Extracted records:
══════════

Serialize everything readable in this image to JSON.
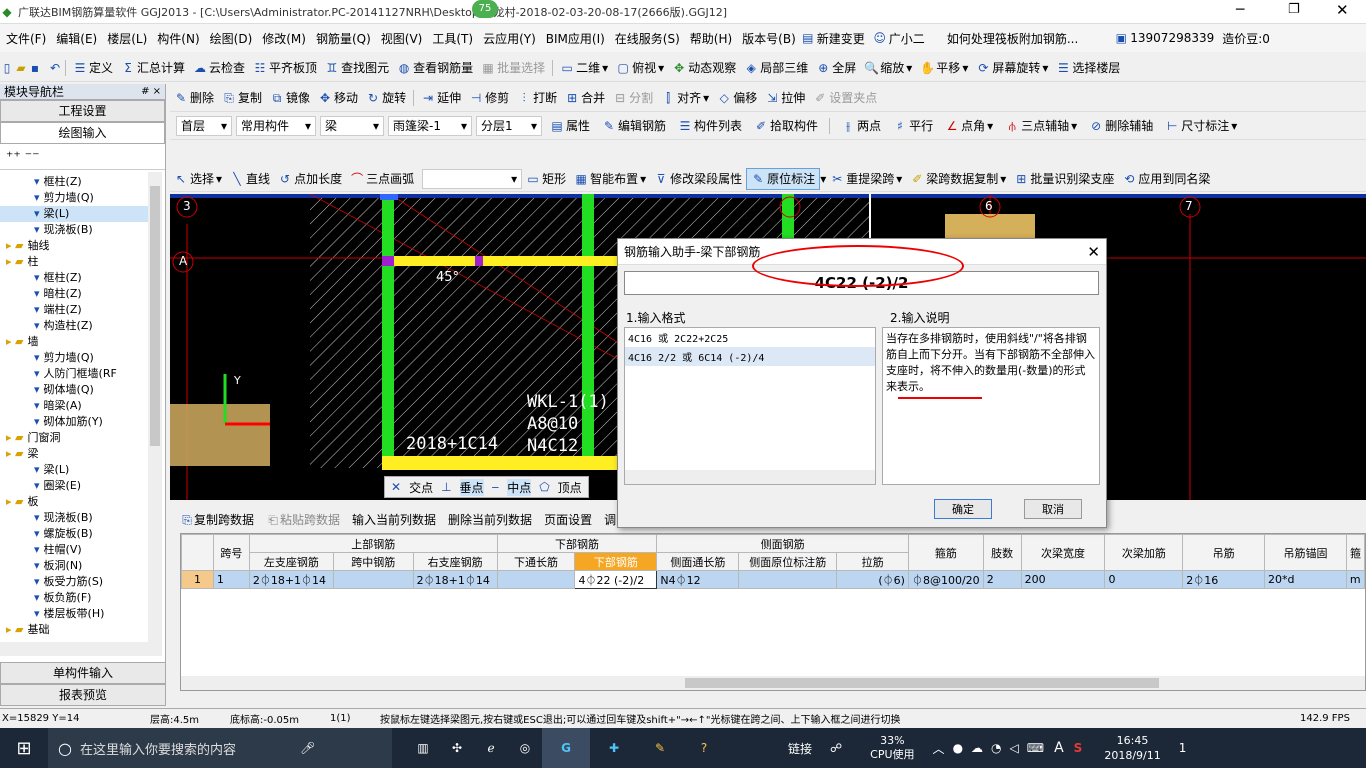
{
  "title": {
    "text": "广联达BIM钢筋算量软件 GGJ2013 - [C:\\Users\\Administrator.PC-20141127NRH\\Desktop\\白龙村-2018-02-03-20-08-17(2666版).GGJ12]",
    "badge": "75"
  },
  "menu": [
    "文件(F)",
    "编辑(E)",
    "楼层(L)",
    "构件(N)",
    "绘图(D)",
    "修改(M)",
    "钢筋量(Q)",
    "视图(V)",
    "工具(T)",
    "云应用(Y)",
    "BIM应用(I)",
    "在线服务(S)",
    "帮助(H)",
    "版本号(B)",
    "新建变更",
    "广小二",
    "如何处理筏板附加钢筋...",
    "13907298339",
    "造价豆:0"
  ],
  "tb1": [
    "定义",
    "汇总计算",
    "云检查",
    "平齐板顶",
    "查找图元",
    "查看钢筋量",
    "批量选择",
    "二维",
    "俯视",
    "动态观察",
    "局部三维",
    "全屏",
    "缩放",
    "平移",
    "屏幕旋转",
    "选择楼层"
  ],
  "tb2": [
    "删除",
    "复制",
    "镜像",
    "移动",
    "旋转",
    "延伸",
    "修剪",
    "打断",
    "合并",
    "分割",
    "对齐",
    "偏移",
    "拉伸",
    "设置夹点"
  ],
  "tb3": {
    "floor": "首层",
    "cat": "常用构件",
    "type": "梁",
    "sub": "雨篷梁-1",
    "layer": "分层1",
    "items": [
      "属性",
      "编辑钢筋",
      "构件列表",
      "拾取构件",
      "两点",
      "平行",
      "点角",
      "三点辅轴",
      "删除辅轴",
      "尺寸标注"
    ]
  },
  "tb4": [
    "选择",
    "直线",
    "点加长度",
    "三点画弧",
    "矩形",
    "智能布置",
    "修改梁段属性",
    "原位标注",
    "重提梁跨",
    "梁跨数据复制",
    "批量识别梁支座",
    "应用到同名梁"
  ],
  "nav": {
    "title": "模块导航栏",
    "pin": "# ×",
    "btn1": "工程设置",
    "btn2": "绘图输入",
    "tree": [
      {
        "t": "框柱(Z)",
        "l": 3
      },
      {
        "t": "剪力墙(Q)",
        "l": 3
      },
      {
        "t": "梁(L)",
        "l": 3
      },
      {
        "t": "现浇板(B)",
        "l": 3
      },
      {
        "t": "轴线",
        "l": 1
      },
      {
        "t": "柱",
        "l": 1
      },
      {
        "t": "框柱(Z)",
        "l": 3
      },
      {
        "t": "暗柱(Z)",
        "l": 3
      },
      {
        "t": "端柱(Z)",
        "l": 3
      },
      {
        "t": "构造柱(Z)",
        "l": 3
      },
      {
        "t": "墙",
        "l": 1
      },
      {
        "t": "剪力墙(Q)",
        "l": 3
      },
      {
        "t": "人防门框墙(RF",
        "l": 3
      },
      {
        "t": "砌体墙(Q)",
        "l": 3
      },
      {
        "t": "暗梁(A)",
        "l": 3
      },
      {
        "t": "砌体加筋(Y)",
        "l": 3
      },
      {
        "t": "门窗洞",
        "l": 1
      },
      {
        "t": "梁",
        "l": 1
      },
      {
        "t": "梁(L)",
        "l": 3
      },
      {
        "t": "圈梁(E)",
        "l": 3
      },
      {
        "t": "板",
        "l": 1
      },
      {
        "t": "现浇板(B)",
        "l": 3
      },
      {
        "t": "螺旋板(B)",
        "l": 3
      },
      {
        "t": "柱帽(V)",
        "l": 3
      },
      {
        "t": "板洞(N)",
        "l": 3
      },
      {
        "t": "板受力筋(S)",
        "l": 3
      },
      {
        "t": "板负筋(F)",
        "l": 3
      },
      {
        "t": "楼层板带(H)",
        "l": 3
      },
      {
        "t": "基础",
        "l": 1
      }
    ],
    "btn3": "单构件输入",
    "btn4": "报表预览"
  },
  "canvas": {
    "axes": [
      "3",
      "A",
      "6",
      "7"
    ],
    "angle": "45°",
    "texts": [
      "WKL-1(1)",
      "A8@10",
      "N4C12",
      "2018+1C14"
    ],
    "snap": [
      "交点",
      "垂点",
      "中点",
      "顶点"
    ],
    "coord": "Y"
  },
  "gridtb": [
    "复制跨数据",
    "粘贴跨数据",
    "输入当前列数据",
    "删除当前列数据",
    "页面设置",
    "调"
  ],
  "table": {
    "h1": [
      "跨号",
      "上部钢筋",
      "下部钢筋",
      "侧面钢筋",
      "箍筋",
      "肢数",
      "次梁宽度",
      "次梁加筋",
      "吊筋",
      "吊筋锚固",
      "箍"
    ],
    "h2": [
      "左支座钢筋",
      "跨中钢筋",
      "右支座钢筋",
      "下通长筋",
      "下部钢筋",
      "侧面通长筋",
      "侧面原位标注筋",
      "拉筋"
    ],
    "row": [
      "1",
      "1",
      "2⏀18+1⏀14",
      "",
      "2⏀18+1⏀14",
      "",
      "4⏀22 (-2)/2",
      "N4⏀12",
      "",
      "(⏀6)",
      "⏀8@100/20",
      "2",
      "200",
      "0",
      "2⏀16",
      "20*d",
      "m"
    ]
  },
  "dialog": {
    "title": "钢筋输入助手-梁下部钢筋",
    "value": "4C22 (-2)/2",
    "l1": "1.输入格式",
    "l2": "2.输入说明",
    "formats": [
      "4C16 或 2C22+2C25",
      "4C16 2/2 或 6C14 (-2)/4"
    ],
    "desc": "当存在多排钢筋时，使用斜线\"/\"将各排钢筋自上而下分开。当有下部钢筋不全部伸入支座时，将不伸入的数量用(-数量)的形式来表示。",
    "ok": "确定",
    "cancel": "取消"
  },
  "status": [
    "X=15829 Y=14",
    "层高:4.5m",
    "底标高:-0.05m",
    "1(1)",
    "按鼠标左键选择梁图元,按右键或ESC退出;可以通过回车键及shift+\"→←↑\"光标键在跨之间、上下输入框之间进行切换",
    "142.9 FPS"
  ],
  "taskbar": {
    "search": "在这里输入你要搜索的内容",
    "link": "链接",
    "cpu": "33%",
    "cpulabel": "CPU使用",
    "lang": "A",
    "time": "16:45",
    "date": "2018/9/11",
    "notif": "1"
  }
}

══════════

*THE REQUEST:* Copy out each line that contains the word "title".

*CORRECT OUTPUT:*
  "title": {
    "title": "模块导航栏",
    "title": "钢筋输入助手-梁下部钢筋",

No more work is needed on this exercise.